TASK GOAL
Single out the lines of the material that contain "Estatutos" and copy them.
# # # # #
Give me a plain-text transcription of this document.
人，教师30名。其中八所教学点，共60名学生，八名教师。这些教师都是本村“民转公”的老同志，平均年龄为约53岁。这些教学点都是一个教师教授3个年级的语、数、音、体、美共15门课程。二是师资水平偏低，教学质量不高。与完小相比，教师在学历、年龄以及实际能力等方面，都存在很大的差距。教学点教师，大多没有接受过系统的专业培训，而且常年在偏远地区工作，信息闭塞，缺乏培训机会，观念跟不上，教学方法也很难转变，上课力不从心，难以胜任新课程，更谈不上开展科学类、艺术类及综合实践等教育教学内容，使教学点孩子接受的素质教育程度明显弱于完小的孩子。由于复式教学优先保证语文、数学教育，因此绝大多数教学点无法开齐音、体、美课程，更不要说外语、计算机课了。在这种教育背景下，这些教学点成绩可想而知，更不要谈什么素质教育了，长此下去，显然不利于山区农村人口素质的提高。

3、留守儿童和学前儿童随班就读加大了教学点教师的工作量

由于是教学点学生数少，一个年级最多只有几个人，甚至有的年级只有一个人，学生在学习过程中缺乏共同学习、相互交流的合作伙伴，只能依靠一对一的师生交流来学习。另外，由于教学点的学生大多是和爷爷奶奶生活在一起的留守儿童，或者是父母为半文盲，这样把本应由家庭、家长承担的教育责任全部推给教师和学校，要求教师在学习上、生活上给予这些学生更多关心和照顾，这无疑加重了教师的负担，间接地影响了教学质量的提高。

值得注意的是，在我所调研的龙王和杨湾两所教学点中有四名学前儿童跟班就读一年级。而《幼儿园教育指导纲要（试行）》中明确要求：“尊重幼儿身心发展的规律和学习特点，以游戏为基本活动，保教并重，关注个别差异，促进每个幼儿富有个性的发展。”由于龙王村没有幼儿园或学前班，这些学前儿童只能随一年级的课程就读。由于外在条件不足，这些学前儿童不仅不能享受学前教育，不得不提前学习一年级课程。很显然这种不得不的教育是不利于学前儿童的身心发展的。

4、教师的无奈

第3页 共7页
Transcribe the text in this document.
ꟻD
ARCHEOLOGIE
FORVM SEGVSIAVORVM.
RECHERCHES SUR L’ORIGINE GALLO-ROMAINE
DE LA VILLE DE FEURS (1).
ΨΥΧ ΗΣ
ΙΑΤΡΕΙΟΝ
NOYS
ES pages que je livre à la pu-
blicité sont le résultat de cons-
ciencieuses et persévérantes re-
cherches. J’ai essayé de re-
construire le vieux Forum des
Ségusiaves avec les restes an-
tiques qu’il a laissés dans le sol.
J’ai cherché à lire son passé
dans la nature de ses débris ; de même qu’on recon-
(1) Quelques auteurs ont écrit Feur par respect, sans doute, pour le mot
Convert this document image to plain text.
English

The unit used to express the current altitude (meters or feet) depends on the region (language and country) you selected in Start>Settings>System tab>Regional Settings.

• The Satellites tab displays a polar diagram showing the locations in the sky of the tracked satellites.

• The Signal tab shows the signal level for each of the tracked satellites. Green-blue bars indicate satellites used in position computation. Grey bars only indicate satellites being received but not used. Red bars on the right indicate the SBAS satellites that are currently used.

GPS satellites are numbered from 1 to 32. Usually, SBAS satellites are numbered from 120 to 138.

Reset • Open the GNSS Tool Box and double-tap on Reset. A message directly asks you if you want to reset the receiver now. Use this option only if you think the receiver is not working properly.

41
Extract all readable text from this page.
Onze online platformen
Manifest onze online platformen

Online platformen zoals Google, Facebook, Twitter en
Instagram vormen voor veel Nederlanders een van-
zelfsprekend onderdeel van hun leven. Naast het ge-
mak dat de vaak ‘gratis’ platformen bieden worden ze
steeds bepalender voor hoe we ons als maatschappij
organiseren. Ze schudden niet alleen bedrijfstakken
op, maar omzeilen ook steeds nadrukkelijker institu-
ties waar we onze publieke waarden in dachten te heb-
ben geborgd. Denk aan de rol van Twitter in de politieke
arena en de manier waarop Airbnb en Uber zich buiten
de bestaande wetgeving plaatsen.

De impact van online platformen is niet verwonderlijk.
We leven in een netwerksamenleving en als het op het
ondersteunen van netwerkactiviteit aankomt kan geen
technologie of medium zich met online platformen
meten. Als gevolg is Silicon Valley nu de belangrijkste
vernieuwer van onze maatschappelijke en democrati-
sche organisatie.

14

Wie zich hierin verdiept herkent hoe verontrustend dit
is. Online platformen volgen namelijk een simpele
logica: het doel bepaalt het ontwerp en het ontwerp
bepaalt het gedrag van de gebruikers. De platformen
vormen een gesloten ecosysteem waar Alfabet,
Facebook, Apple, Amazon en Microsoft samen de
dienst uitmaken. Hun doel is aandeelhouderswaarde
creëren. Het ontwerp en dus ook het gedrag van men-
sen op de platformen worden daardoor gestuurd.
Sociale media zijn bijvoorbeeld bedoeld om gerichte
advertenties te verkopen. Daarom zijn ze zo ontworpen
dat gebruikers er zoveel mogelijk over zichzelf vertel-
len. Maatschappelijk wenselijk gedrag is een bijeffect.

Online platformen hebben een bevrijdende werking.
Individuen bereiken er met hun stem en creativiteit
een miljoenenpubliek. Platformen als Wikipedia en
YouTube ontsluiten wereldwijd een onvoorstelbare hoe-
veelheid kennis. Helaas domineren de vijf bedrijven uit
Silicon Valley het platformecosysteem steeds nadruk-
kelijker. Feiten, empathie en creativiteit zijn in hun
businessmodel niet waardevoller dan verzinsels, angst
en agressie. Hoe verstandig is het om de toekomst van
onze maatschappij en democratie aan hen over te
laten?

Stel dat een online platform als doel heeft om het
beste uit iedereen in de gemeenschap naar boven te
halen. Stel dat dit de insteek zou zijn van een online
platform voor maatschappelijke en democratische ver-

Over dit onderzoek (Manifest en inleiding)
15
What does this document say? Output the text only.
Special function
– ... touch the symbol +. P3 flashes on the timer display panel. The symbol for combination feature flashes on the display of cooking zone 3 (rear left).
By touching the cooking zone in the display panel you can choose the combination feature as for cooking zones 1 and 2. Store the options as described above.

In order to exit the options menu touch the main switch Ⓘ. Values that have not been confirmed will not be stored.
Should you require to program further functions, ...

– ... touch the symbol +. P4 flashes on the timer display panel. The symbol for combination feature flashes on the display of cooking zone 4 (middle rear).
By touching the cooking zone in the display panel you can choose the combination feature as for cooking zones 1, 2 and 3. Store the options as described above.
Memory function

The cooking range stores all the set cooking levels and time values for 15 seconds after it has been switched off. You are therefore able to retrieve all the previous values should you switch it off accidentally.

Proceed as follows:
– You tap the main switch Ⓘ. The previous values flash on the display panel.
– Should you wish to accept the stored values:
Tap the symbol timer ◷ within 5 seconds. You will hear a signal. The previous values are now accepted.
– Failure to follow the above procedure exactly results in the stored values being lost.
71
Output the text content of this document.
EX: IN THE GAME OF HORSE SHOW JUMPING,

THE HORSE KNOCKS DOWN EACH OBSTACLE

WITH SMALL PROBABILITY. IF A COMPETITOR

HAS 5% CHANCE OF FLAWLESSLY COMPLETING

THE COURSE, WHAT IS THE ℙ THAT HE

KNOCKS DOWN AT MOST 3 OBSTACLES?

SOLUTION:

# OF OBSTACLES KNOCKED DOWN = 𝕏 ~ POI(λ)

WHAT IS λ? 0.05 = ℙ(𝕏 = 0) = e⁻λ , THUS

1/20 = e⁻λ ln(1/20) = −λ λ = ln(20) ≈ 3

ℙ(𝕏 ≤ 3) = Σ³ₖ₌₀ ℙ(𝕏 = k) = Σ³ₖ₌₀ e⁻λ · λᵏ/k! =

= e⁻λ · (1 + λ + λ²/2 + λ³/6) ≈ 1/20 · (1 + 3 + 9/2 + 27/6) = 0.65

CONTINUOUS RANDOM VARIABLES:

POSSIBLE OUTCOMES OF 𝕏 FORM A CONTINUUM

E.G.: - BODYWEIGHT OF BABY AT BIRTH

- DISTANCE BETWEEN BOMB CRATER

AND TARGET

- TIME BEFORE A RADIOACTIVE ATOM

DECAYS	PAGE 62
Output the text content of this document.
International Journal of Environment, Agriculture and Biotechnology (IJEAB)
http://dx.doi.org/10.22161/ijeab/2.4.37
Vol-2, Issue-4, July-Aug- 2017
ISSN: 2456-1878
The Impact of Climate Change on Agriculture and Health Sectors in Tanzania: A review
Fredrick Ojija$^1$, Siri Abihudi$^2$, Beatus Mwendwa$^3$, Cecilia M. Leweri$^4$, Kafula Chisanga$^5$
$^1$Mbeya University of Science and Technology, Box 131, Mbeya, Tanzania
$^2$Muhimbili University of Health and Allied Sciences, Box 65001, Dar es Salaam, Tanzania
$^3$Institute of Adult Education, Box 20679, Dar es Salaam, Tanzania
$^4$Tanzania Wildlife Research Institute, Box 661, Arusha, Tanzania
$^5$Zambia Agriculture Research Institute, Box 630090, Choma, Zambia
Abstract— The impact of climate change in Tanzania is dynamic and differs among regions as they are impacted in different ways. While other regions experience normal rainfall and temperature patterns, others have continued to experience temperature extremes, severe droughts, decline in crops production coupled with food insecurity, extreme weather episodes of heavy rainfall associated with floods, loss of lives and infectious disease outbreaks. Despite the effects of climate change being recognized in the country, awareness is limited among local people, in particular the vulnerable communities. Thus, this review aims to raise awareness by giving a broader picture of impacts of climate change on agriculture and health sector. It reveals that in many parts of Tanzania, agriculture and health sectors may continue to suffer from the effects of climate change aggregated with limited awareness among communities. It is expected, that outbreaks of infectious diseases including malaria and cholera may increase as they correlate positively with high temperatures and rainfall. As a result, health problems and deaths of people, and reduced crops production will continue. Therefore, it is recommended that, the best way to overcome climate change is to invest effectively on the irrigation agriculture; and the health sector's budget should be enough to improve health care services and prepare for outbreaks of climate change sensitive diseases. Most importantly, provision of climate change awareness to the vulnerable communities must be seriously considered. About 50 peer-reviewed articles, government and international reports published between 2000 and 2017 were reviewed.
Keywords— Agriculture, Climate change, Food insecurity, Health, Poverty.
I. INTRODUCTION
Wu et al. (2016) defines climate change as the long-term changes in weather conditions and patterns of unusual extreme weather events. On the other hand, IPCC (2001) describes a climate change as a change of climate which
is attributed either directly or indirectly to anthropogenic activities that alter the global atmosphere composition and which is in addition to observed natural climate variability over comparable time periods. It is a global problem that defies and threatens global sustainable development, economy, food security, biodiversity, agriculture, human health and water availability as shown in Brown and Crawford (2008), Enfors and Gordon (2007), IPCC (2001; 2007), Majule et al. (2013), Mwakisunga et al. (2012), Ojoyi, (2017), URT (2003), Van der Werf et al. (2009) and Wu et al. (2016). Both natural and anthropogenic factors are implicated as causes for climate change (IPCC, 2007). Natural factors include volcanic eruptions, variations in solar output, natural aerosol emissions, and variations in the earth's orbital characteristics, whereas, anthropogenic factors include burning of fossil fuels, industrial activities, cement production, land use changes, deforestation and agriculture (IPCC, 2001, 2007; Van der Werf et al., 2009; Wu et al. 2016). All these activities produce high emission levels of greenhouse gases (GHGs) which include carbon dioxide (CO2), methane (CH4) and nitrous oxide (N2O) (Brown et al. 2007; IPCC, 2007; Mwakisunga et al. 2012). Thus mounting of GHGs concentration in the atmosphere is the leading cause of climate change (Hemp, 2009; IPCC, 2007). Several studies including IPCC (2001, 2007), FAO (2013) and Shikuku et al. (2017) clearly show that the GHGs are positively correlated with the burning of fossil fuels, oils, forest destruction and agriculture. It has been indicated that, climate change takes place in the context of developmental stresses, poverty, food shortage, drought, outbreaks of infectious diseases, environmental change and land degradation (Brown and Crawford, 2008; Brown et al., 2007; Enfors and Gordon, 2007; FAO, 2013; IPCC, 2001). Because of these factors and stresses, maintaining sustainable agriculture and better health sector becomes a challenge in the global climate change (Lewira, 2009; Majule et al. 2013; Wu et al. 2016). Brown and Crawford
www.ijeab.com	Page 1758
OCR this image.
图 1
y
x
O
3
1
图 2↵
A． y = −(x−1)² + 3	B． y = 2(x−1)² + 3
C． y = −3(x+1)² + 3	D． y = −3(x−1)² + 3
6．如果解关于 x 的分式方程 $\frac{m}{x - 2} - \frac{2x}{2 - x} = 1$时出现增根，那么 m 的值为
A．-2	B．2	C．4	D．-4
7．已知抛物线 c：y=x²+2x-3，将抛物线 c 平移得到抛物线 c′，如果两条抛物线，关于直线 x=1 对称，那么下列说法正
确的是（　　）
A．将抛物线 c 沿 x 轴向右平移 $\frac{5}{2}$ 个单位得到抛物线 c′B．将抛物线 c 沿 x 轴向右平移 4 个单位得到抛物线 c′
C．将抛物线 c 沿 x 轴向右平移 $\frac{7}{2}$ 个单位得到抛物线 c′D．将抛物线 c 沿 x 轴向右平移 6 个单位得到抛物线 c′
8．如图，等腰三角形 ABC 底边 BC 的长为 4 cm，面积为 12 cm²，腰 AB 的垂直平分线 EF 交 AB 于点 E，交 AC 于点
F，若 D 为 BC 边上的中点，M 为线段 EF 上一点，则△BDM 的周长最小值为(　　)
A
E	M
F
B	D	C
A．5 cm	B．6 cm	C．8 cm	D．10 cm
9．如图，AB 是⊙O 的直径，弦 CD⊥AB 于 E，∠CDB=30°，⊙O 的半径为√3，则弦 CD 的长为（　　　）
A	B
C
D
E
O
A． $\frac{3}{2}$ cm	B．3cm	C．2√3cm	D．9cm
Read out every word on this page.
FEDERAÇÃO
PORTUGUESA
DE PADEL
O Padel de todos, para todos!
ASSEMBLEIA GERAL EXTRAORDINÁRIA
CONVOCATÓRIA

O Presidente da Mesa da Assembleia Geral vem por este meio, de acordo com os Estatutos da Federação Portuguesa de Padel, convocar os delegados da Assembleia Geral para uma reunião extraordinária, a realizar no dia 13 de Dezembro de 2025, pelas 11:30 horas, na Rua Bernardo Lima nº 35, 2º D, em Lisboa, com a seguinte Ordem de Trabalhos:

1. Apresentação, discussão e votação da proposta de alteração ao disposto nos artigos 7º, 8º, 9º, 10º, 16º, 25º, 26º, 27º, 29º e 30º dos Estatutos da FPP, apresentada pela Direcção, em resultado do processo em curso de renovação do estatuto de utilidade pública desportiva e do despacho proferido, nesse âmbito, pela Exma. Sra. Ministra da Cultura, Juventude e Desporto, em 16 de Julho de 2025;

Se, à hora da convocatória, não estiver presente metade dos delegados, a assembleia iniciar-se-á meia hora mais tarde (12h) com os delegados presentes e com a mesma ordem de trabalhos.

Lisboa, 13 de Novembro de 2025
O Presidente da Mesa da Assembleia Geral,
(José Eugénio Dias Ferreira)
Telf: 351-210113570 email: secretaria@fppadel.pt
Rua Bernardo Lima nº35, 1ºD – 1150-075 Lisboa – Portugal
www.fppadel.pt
# # # # #
THE REPLY
O Presidente da Mesa da Assembleia Geral vem por este meio, de acordo com os Estatutos da Federação Portuguesa de Padel, convocar os delegados da Assembleia Geral para uma reunião extraordinária, a realizar no dia 13 de Dezembro de 2025, pelas 11:30 horas, na Rua Bernardo Lima nº 35, 2º D, em Lisboa, com a seguinte Ordem de Trabalhos:
1. Apresentação, discussão e votação da proposta de alteração ao disposto nos artigos 7º, 8º, 9º, 10º, 16º, 25º, 26º, 27º, 29º e 30º dos Estatutos da FPP, apresentada pela Direcção, em resultado do processo em curso de renovação do estatuto de utilidade pública desportiva e do despacho proferido, nesse âmbito, pela Exma. Sra. Ministra da Cultura, Juventude e Desporto, em 16 de Julho de 2025;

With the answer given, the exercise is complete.